____ THE DATA
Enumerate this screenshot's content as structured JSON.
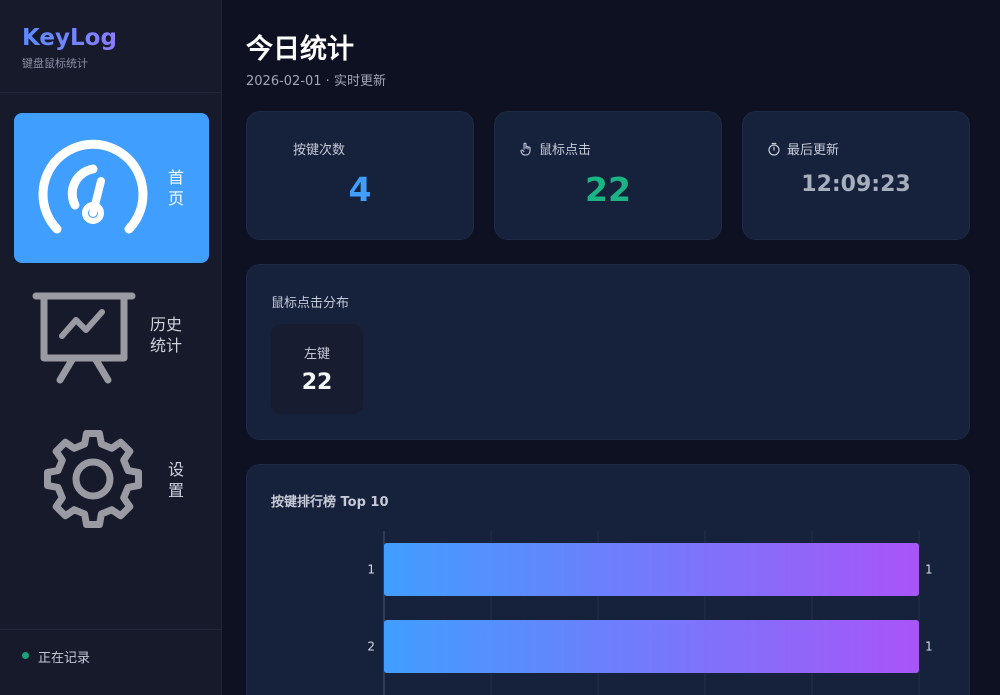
{
  "brand": {
    "title": "KeyLog",
    "subtitle": "键盘鼠标统计"
  },
  "nav": [
    {
      "id": "home",
      "label": "首页",
      "icon": "dashboard-gauge-icon",
      "active": true
    },
    {
      "id": "history",
      "label": "历史统计",
      "icon": "presentation-chart-icon",
      "active": false
    },
    {
      "id": "settings",
      "label": "设置",
      "icon": "gear-icon",
      "active": false
    }
  ],
  "status": {
    "text": "正在记录",
    "color": "#1aa37a"
  },
  "header": {
    "title": "今日统计",
    "subtitle": "2026-02-01 · 实时更新"
  },
  "stats": {
    "keys": {
      "label": "按键次数",
      "value": "4",
      "color": "#409eff"
    },
    "clicks": {
      "label": "鼠标点击",
      "value": "22",
      "color": "#1bb583",
      "icon": "pointer-hand-icon"
    },
    "updated": {
      "label": "最后更新",
      "value": "12:09:23",
      "color": "#a7aebd",
      "icon": "stopwatch-icon"
    }
  },
  "clickDistribution": {
    "title": "鼠标点击分布",
    "items": [
      {
        "label": "左键",
        "value": "22"
      }
    ]
  },
  "keyRanking": {
    "title": "按键排行榜 Top 10",
    "chart_data": {
      "type": "bar",
      "orientation": "horizontal",
      "categories": [
        "1",
        "2"
      ],
      "values": [
        1,
        1
      ],
      "xlim": [
        0,
        1
      ],
      "grid": true,
      "gradient": [
        "#409eff",
        "#a855f7"
      ]
    }
  }
}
________
- _WORK TO DO_
Say how many lines above contain the string "label". Answer with the number only.

- _OUTPUT FOR THIS TASK_
7